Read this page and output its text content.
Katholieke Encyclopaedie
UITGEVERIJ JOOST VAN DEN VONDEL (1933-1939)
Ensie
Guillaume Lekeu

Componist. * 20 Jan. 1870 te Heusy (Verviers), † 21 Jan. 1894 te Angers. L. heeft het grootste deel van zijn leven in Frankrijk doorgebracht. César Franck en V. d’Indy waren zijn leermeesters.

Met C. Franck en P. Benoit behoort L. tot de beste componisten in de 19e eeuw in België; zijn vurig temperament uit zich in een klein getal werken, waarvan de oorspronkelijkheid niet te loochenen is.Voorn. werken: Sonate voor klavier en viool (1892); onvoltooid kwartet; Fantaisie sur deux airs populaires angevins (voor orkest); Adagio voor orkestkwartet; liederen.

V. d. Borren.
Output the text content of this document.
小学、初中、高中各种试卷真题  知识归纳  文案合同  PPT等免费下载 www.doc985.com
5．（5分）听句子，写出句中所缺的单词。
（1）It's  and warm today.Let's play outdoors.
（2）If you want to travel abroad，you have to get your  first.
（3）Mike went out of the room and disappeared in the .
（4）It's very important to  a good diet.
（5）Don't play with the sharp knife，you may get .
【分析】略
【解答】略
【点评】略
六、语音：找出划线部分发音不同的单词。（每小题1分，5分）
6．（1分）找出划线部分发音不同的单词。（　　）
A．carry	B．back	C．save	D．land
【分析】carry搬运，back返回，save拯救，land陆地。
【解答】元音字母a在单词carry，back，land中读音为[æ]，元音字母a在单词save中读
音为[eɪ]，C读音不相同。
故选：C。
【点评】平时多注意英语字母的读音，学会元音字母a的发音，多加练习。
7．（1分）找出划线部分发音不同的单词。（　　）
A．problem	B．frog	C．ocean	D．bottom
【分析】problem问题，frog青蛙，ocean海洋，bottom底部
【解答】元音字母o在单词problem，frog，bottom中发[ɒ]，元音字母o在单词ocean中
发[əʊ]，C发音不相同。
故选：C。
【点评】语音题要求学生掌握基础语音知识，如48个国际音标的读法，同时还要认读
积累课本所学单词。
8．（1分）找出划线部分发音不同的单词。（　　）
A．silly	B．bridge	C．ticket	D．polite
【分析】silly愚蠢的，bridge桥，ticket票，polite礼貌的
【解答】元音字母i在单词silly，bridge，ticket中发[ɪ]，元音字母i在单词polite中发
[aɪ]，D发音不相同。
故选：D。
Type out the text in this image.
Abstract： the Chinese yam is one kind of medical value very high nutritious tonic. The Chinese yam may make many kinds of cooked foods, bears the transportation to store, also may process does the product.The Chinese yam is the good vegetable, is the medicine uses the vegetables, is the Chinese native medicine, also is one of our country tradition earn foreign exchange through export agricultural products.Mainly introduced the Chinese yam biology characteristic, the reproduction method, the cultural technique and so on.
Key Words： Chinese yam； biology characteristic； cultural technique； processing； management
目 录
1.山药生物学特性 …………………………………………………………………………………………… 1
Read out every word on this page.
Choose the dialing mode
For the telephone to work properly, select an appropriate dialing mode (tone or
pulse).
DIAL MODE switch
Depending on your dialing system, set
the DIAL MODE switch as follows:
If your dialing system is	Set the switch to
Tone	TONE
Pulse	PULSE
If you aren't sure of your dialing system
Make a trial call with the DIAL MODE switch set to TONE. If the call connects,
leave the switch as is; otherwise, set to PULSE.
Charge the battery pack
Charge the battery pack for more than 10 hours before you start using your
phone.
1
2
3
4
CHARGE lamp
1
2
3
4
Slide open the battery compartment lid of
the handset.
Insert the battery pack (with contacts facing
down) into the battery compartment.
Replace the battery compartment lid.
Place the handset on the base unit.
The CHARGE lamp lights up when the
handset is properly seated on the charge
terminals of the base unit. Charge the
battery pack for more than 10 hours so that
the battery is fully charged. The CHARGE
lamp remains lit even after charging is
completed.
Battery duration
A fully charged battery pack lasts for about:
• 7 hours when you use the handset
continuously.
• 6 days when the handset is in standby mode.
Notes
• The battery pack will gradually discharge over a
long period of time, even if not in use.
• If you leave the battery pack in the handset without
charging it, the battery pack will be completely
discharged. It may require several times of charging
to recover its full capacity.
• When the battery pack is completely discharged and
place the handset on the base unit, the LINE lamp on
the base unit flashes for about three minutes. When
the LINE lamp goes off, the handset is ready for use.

PROBLEM REQUIREMENTS:
Work out how many lines of the data above contain the string "handset" and give the number alone.

TASK OUTPUT:
8